Start of Listing
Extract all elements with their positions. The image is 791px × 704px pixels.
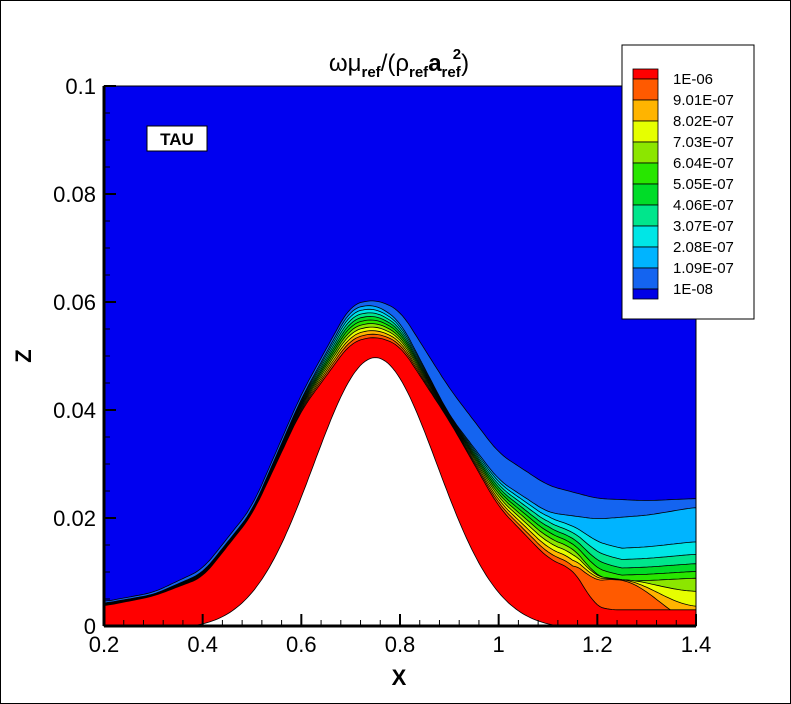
End of Listing
Start of Listing
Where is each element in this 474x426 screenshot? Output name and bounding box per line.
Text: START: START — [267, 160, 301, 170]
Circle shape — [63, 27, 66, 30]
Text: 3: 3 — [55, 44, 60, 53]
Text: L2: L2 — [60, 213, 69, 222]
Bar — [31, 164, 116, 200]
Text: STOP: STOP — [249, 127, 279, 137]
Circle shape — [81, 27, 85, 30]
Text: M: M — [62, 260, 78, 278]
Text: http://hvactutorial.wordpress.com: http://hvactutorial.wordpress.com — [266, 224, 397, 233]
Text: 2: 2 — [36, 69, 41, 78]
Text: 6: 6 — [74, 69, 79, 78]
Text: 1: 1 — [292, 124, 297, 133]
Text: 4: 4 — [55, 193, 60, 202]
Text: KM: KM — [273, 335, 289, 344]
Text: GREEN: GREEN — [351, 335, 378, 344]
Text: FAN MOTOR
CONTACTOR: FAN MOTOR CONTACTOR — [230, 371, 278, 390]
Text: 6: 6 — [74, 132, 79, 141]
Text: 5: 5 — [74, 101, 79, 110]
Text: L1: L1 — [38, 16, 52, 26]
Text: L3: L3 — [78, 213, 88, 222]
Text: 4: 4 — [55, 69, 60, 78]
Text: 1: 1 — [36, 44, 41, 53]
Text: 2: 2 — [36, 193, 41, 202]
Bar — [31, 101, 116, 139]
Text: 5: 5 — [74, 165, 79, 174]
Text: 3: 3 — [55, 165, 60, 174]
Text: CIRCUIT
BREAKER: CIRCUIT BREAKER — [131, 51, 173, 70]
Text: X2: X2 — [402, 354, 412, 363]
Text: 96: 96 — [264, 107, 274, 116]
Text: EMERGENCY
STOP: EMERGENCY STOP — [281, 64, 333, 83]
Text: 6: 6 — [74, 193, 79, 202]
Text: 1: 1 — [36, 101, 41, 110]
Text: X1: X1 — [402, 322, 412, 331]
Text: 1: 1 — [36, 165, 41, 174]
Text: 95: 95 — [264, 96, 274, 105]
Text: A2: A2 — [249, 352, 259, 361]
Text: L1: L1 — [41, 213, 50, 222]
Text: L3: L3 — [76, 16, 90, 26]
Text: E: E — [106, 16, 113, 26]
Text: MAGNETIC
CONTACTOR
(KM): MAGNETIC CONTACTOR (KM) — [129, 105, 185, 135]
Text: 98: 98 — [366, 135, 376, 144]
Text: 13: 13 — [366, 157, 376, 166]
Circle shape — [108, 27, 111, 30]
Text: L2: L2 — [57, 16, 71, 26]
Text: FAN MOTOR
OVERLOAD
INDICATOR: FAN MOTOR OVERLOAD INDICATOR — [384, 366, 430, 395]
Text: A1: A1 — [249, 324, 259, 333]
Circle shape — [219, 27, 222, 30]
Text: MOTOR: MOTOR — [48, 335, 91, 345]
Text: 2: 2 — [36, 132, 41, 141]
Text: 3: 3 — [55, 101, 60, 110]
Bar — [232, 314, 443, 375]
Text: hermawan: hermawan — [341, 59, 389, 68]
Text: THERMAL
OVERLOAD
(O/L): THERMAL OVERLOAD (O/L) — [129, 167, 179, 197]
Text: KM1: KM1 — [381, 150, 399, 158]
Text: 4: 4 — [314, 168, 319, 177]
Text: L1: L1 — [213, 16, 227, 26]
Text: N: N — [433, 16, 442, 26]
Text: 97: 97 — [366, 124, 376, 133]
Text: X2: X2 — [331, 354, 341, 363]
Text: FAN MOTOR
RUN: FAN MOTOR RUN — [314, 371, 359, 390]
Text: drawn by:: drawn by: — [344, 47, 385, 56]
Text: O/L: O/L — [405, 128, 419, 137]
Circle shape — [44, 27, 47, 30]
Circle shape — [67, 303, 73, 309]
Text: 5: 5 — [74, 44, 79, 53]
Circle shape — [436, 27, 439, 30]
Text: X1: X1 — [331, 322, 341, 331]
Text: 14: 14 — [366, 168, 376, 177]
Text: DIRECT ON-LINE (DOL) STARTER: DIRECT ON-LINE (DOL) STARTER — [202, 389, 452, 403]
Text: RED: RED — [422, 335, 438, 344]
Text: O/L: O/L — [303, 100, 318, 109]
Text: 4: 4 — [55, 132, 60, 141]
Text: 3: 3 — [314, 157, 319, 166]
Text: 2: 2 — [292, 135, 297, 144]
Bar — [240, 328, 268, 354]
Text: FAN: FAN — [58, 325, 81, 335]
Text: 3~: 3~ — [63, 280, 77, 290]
End of Listing
Prompt =>
Change "Circle shape" to "Dot" in the lines starting at the one containing "Where is each" and ending at the one containing "Text: KM: KM — [273, 335, 289, 344]", then write out only those lines with nothing else altered.

Full solution =>
Where is each element in this 474x426 screenshot? Output name and bounding box per line.
Text: START: START — [267, 160, 301, 170]
Dot — [63, 27, 66, 30]
Text: 3: 3 — [55, 44, 60, 53]
Text: L2: L2 — [60, 213, 69, 222]
Bar — [31, 164, 116, 200]
Text: STOP: STOP — [249, 127, 279, 137]
Dot — [81, 27, 85, 30]
Text: M: M — [62, 260, 78, 278]
Text: http://hvactutorial.wordpress.com: http://hvactutorial.wordpress.com — [266, 224, 397, 233]
Text: 2: 2 — [36, 69, 41, 78]
Text: 6: 6 — [74, 69, 79, 78]
Text: 1: 1 — [292, 124, 297, 133]
Text: 4: 4 — [55, 193, 60, 202]
Text: KM: KM — [273, 335, 289, 344]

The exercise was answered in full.